Saved data entries

--- Start ---

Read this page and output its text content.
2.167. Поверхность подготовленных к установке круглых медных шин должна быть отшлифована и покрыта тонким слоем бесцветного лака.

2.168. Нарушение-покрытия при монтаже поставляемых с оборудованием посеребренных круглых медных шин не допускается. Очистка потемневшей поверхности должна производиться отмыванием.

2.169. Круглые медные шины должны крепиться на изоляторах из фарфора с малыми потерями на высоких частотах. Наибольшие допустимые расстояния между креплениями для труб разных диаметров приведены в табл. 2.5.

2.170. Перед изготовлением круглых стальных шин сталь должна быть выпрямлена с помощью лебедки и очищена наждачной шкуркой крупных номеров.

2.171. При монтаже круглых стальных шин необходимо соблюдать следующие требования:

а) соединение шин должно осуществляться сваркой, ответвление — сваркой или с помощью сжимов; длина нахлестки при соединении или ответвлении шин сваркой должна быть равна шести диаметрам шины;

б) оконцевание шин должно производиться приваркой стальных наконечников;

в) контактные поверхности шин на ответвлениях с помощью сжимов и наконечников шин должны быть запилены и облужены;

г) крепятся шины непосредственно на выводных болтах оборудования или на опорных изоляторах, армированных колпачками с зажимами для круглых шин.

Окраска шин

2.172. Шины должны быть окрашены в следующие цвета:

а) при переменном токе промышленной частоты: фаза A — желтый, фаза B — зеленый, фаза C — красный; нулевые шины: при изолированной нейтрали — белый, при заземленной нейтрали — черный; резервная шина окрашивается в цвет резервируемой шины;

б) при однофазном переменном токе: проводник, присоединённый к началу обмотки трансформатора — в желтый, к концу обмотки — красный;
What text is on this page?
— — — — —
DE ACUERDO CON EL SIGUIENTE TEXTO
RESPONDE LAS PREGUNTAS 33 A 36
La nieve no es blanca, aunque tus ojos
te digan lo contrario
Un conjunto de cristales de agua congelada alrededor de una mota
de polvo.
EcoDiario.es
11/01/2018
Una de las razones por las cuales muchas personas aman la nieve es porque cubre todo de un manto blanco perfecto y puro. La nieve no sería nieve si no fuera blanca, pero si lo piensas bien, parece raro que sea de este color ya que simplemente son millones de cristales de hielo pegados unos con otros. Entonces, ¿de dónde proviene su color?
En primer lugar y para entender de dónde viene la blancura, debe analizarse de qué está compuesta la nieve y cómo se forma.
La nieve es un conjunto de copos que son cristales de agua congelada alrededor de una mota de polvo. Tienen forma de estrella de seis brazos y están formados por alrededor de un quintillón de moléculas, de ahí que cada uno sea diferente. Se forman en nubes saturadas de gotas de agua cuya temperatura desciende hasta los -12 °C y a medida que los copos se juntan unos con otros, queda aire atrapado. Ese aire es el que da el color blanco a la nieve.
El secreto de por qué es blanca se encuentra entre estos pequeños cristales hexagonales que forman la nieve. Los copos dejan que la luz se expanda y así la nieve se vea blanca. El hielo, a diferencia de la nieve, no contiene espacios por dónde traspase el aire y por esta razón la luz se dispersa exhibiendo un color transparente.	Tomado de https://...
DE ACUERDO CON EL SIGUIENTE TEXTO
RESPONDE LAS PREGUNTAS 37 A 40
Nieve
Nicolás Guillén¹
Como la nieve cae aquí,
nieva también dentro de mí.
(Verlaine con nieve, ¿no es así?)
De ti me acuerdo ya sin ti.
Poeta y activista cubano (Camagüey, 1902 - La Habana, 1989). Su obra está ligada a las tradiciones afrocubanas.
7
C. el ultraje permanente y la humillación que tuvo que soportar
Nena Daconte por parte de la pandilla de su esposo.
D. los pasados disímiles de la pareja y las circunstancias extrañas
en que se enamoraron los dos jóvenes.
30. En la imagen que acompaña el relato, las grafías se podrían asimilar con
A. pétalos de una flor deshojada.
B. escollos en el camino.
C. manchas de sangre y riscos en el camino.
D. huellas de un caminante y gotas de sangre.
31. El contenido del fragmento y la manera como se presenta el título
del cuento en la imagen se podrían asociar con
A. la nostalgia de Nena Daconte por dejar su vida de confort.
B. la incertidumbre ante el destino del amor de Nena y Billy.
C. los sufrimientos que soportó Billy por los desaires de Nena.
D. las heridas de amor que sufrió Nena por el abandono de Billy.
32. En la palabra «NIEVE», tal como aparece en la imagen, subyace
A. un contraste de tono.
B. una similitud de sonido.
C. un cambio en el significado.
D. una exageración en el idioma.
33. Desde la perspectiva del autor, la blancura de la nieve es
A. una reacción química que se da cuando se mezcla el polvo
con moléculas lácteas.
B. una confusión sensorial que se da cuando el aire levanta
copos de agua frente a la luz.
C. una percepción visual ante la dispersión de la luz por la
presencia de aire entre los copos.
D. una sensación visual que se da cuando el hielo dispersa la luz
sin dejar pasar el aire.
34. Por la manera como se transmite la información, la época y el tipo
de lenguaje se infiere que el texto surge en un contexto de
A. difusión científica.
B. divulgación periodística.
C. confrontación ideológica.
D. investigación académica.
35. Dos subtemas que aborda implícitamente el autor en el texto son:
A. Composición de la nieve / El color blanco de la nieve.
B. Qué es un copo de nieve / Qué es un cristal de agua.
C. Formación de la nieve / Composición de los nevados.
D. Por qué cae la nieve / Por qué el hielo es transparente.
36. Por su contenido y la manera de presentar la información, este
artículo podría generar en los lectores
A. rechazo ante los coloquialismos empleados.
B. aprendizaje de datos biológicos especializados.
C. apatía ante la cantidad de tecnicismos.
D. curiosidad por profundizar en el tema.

--- End ---

THE EXERCISE> Print every line of the records exactly. Omit nothing.

TASK ANSWER>
Read this page and output its text content.
2.167. Поверхность подготовленных к установке круглых медных шин должна быть отшлифована и покрыта тонким слоем бесцветного лака.

2.168. Нарушение-покрытия при монтаже поставляемых с оборудованием посеребренных круглых медных шин не допускается. Очистка потемневшей поверхности должна производиться отмыванием.

2.169. Круглые медные шины должны крепиться на изоляторах из фарфора с малыми потерями на высоких частотах. Наибольшие допустимые расстояния между креплениями для труб разных диаметров приведены в табл. 2.5.

2.170. Перед изготовлением круглых стальных шин сталь должна быть выпрямлена с помощью лебедки и очищена наждачной шкуркой крупных номеров.

2.171. При монтаже круглых стальных шин необходимо соблюдать следующие требования:

а) соединение шин должно осуществляться сваркой, ответвление — сваркой или с помощью сжимов; длина нахлестки при соединении или ответвлении шин сваркой должна быть равна шести диаметрам шины;

б) оконцевание шин должно производиться приваркой стальных наконечников;

в) контактные поверхности шин на ответвлениях с помощью сжимов и наконечников шин должны быть запилены и облужены;

г) крепятся шины непосредственно на выводных болтах оборудования или на опорных изоляторах, армированных колпачками с зажимами для круглых шин.

Окраска шин

2.172. Шины должны быть окрашены в следующие цвета:

а) при переменном токе промышленной частоты: фаза A — желтый, фаза B — зеленый, фаза C — красный; нулевые шины: при изолированной нейтрали — белый, при заземленной нейтрали — черный; резервная шина окрашивается в цвет резервируемой шины;

б) при однофазном переменном токе: проводник, присоединённый к началу обмотки трансформатора — в желтый, к концу обмотки — красный;
What text is on this page?
— — — — —
DE ACUERDO CON EL SIGUIENTE TEXTO
RESPONDE LAS PREGUNTAS 33 A 36
La nieve no es blanca, aunque tus ojos
te digan lo contrario
Un conjunto de cristales de agua congelada alrededor de una mota
de polvo.
EcoDiario.es
11/01/2018
Una de las razones por las cuales muchas personas aman la nieve es porque cubre todo de un manto blanco perfecto y puro. La nieve no sería nieve si no fuera blanca, pero si lo piensas bien, parece raro que sea de este color ya que simplemente son millones de cristales de hielo pegados unos con otros. Entonces, ¿de dónde proviene su color?
En primer lugar y para entender de dónde viene la blancura, debe analizarse de qué está compuesta la nieve y cómo se forma.
La nieve es un conjunto de copos que son cristales de agua congelada alrededor de una mota de polvo. Tienen forma de estrella de seis brazos y están formados por alrededor de un quintillón de moléculas, de ahí que cada uno sea diferente. Se forman en nubes saturadas de gotas de agua cuya temperatura desciende hasta los -12 °C y a medida que los copos se juntan unos con otros, queda aire atrapado. Ese aire es el que da el color blanco a la nieve.
El secreto de por qué es blanca se encuentra entre estos pequeños cristales hexagonales que forman la nieve. Los copos dejan que la luz se expanda y así la nieve se vea blanca. El hielo, a diferencia de la nieve, no contiene espacios por dónde traspase el aire y por esta razón la luz se dispersa exhibiendo un color transparente.	Tomado de https://...
DE ACUERDO CON EL SIGUIENTE TEXTO
RESPONDE LAS PREGUNTAS 37 A 40
Nieve
Nicolás Guillén¹
Como la nieve cae aquí,
nieva también dentro de mí.
(Verlaine con nieve, ¿no es así?)
De ti me acuerdo ya sin ti.
Poeta y activista cubano (Camagüey, 1902 - La Habana, 1989). Su obra está ligada a las tradiciones afrocubanas.
7
C. el ultraje permanente y la humillación que tuvo que soportar
Nena Daconte por parte de la pandilla de su esposo.
D. los pasados disímiles de la pareja y las circunstancias extrañas
en que se enamoraron los dos jóvenes.
30. En la imagen que acompaña el relato, las grafías se podrían asimilar con
A. pétalos de una flor deshojada.
B. escollos en el camino.
C. manchas de sangre y riscos en el camino.
D. huellas de un caminante y gotas de sangre.
31. El contenido del fragmento y la manera como se presenta el título
del cuento en la imagen se podrían asociar con
A. la nostalgia de Nena Daconte por dejar su vida de confort.
B. la incertidumbre ante el destino del amor de Nena y Billy.
C. los sufrimientos que soportó Billy por los desaires de Nena.
D. las heridas de amor que sufrió Nena por el abandono de Billy.
32. En la palabra «NIEVE», tal como aparece en la imagen, subyace
A. un contraste de tono.
B. una similitud de sonido.
C. un cambio en el significado.
D. una exageración en el idioma.
33. Desde la perspectiva del autor, la blancura de la nieve es
A. una reacción química que se da cuando se mezcla el polvo
con moléculas lácteas.
B. una confusión sensorial que se da cuando el aire levanta
copos de agua frente a la luz.
C. una percepción visual ante la dispersión de la luz por la
presencia de aire entre los copos.
D. una sensación visual que se da cuando el hielo dispersa la luz
sin dejar pasar el aire.
34. Por la manera como se transmite la información, la época y el tipo
de lenguaje se infiere que el texto surge en un contexto de
A. difusión científica.
B. divulgación periodística.
C. confrontación ideológica.
D. investigación académica.
35. Dos subtemas que aborda implícitamente el autor en el texto son:
A. Composición de la nieve / El color blanco de la nieve.
B. Qué es un copo de nieve / Qué es un cristal de agua.
C. Formación de la nieve / Composición de los nevados.
D. Por qué cae la nieve / Por qué el hielo es transparente.
36. Por su contenido y la manera de presentar la información, este
artículo podría generar en los lectores
A. rechazo ante los coloquialismos empleados.
B. aprendizaje de datos biológicos especializados.
C. apatía ante la cantidad de tecnicismos.
D. curiosidad por profundizar en el tema.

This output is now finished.